**TASKS:**
**a)** In the article on Scottie Scheffler's Masters win, copy word for word the passage between "Tiger Woods greeted" and "victory. Ditto, Woods.", inclusive.
**b)** Write the next part of the article on Scottie Scheffler's Masters win, picking up after its last sentence.

Scottie Scheffler, Golf's Hottest Player, Dominates at the Masters to Win First Major

Two months ago, the 25-year-old had yet to win on the PGA Tour. Since then he has collected four wins and the world No. 1 ranking -- plus a Masters green jacket.
Scottie Scheffler, Golf's Hottest Player, Dominates at the Masters to Win First Major
Scottie Scheffler, Golf's Hottest Player, Dominates at the Masters to Win First Major /

AUGUSTA, Ga. — Your new Masters Tournament champion isn’t just the hottest player in the world or just the best player in the world.

Think bigger, much bigger.

Scottie Scheffler was so dominant through four days of tough conditions at Augusta National Golf Club last week that he had the luxury of four-putting the 72nd green to win by… three strokes. The world just watched this easy-going, smiling Texan (who was actually born in New Jersey) go from zero to legend in eight weeks with four impressive victories. It’s a rush to judgment but a considered rush — Scheffler may be golf’s king of the hill for the rest of this decade.

This Masters had the feel of, “Hello, world.”

Tiger Woods greeted the world with that line when he played his first tournament as a pro in Milwaukee. You know what happened next, 82 times. All right, it’s not fair to compare anyone to Tiger Woods but it can’t be helped. Scheffler, 25, won the Masters on his third try. So did Woods. This Masters win was his fourth PGA Tour victory. Ditto, Woods.

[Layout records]
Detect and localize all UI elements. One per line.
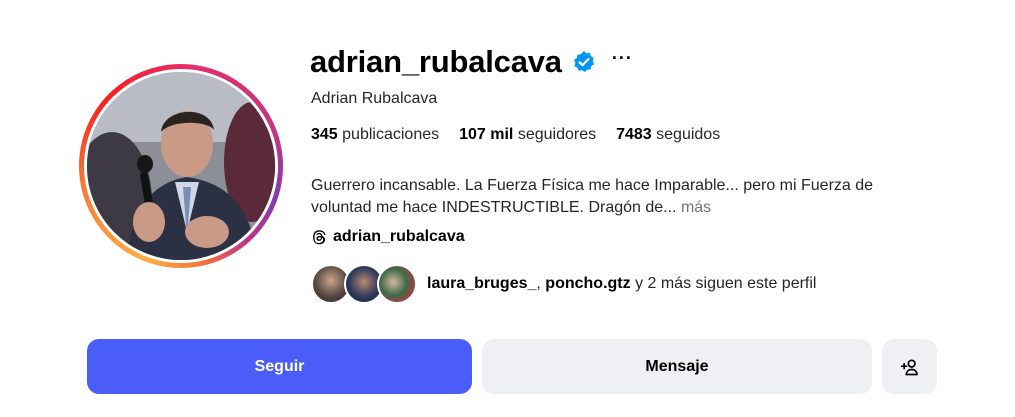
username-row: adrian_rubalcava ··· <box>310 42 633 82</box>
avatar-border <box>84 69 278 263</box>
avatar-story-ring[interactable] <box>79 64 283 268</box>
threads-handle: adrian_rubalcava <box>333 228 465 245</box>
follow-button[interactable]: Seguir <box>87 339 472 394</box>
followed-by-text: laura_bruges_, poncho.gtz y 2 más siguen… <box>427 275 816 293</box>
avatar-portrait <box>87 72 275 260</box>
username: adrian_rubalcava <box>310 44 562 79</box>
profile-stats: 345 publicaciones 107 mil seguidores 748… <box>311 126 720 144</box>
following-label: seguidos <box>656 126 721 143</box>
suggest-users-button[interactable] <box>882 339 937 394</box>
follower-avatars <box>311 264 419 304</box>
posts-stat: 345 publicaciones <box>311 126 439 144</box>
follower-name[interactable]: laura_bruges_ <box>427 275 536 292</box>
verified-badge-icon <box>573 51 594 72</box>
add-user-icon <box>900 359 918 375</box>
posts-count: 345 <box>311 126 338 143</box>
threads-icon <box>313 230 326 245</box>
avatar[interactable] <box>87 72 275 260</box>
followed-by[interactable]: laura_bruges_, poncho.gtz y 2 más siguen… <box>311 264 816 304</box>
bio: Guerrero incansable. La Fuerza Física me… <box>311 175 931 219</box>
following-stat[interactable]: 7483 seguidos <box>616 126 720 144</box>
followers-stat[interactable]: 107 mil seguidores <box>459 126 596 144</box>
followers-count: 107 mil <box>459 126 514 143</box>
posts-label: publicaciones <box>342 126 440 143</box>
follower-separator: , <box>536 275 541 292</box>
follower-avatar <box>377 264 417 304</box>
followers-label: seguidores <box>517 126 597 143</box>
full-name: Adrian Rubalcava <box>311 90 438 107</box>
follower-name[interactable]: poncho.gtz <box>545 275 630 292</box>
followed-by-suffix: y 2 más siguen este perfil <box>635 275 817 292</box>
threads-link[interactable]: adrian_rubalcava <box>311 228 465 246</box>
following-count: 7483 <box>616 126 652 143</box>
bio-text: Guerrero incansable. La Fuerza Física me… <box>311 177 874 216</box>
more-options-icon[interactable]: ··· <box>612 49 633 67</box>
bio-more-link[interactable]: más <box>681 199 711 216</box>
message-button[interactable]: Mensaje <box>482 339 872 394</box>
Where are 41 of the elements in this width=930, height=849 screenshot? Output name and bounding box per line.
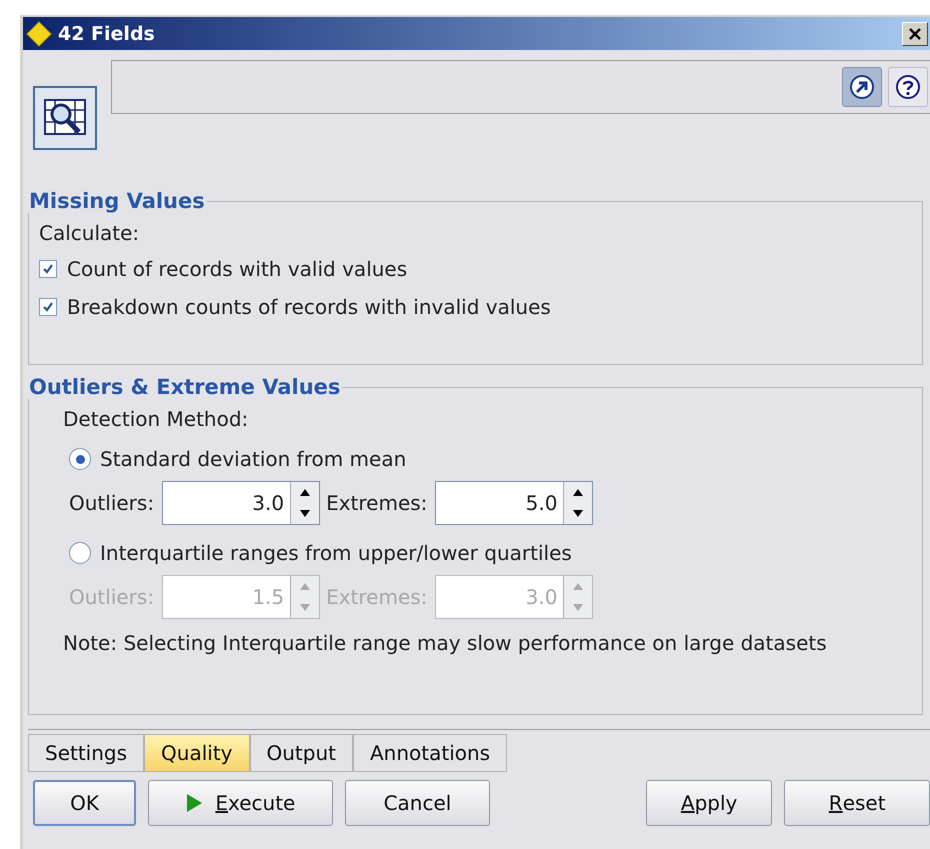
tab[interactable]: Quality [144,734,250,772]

**RESPONSES FOR EACH TASK:**
**a)**
Tiger Woods greeted the world with that line when he played his first tournament as a pro in Milwaukee. You know what happened next, 82 times. All right, it’s not fair to compare anyone to Tiger Woods but it can’t be helped. Scheffler, 25, won the Masters on his third try. So did Woods. This Masters win was his fourth PGA Tour victory. Ditto, Woods.

**b)**
Ultimately, Woods proved to be among the best players on tour in nearly every statistical category, save driving accuracy. Scheffler isn’t quite that precise but he has the length, the iron game and his chipping and putting are as good as anyone else in golf, if not quite Tiger-esque.

Australia’s Cameron (The Mullet) Smith had been proclaimed the game’s best putter since he one-putted 13 times in the final round during his Players Championship victory last month. They were paired together in the final twosome Sunday and it was Scheffler who was better on and around the greens.

Smith put up a good fight until the 12th hole, where he lost a shot into Rae’s Creek and made a triple bogey. Rory McIlroy finished runner-up with a sizzling back-door 64 while Smith and Ireland’s Shane Lowry shared third, two strokes behind McIlroy.

Any tournament winner looks impressive the week he wins but Scheffler has been doing this for two months. After he did it in college at the University of Texas. After he dominated Texas junior golf. Does that sound like anyone else you know who likes to wear red shirts on Sunday and won five Masters?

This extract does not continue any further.